- Directions for this task: Repeat the listing in full, preserving every character.
──────────────────────────────
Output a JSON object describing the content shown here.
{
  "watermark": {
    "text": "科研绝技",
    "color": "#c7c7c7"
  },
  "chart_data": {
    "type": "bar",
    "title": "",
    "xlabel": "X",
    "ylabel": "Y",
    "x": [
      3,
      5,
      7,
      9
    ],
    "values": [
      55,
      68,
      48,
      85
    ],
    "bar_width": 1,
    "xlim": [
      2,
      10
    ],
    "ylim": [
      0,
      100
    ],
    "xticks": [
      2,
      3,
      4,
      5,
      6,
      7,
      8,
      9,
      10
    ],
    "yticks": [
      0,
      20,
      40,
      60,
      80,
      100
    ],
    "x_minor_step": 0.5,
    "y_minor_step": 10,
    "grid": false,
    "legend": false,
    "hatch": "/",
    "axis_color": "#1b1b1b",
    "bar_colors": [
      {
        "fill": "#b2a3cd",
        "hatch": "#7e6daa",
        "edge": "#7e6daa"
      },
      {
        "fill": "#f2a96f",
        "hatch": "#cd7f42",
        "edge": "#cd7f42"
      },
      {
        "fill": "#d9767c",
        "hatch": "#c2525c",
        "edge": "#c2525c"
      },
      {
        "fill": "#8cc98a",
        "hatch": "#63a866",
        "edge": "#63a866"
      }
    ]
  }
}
──────────────────────────────
- Finished task:
Output a JSON object describing the content shown here.
{
  "watermark": {
    "text": "科研绝技",
    "color": "#c7c7c7"
  },
  "chart_data": {
    "type": "bar",
    "title": "",
    "xlabel": "X",
    "ylabel": "Y",
    "x": [
      3,
      5,
      7,
      9
    ],
    "values": [
      55,
      68,
      48,
      85
    ],
    "bar_width": 1,
    "xlim": [
      2,
      10
    ],
    "ylim": [
      0,
      100
    ],
    "xticks": [
      2,
      3,
      4,
      5,
      6,
      7,
      8,
      9,
      10
    ],
    "yticks": [
      0,
      20,
      40,
      60,
      80,
      100
    ],
    "x_minor_step": 0.5,
    "y_minor_step": 10,
    "grid": false,
    "legend": false,
    "hatch": "/",
    "axis_color": "#1b1b1b",
    "bar_colors": [
      {
        "fill": "#b2a3cd",
        "hatch": "#7e6daa",
        "edge": "#7e6daa"
      },
      {
        "fill": "#f2a96f",
        "hatch": "#cd7f42",
        "edge": "#cd7f42"
      },
      {
        "fill": "#d9767c",
        "hatch": "#c2525c",
        "edge": "#c2525c"
      },
      {
        "fill": "#8cc98a",
        "hatch": "#63a866",
        "edge": "#63a866"
      }
    ]
  }
}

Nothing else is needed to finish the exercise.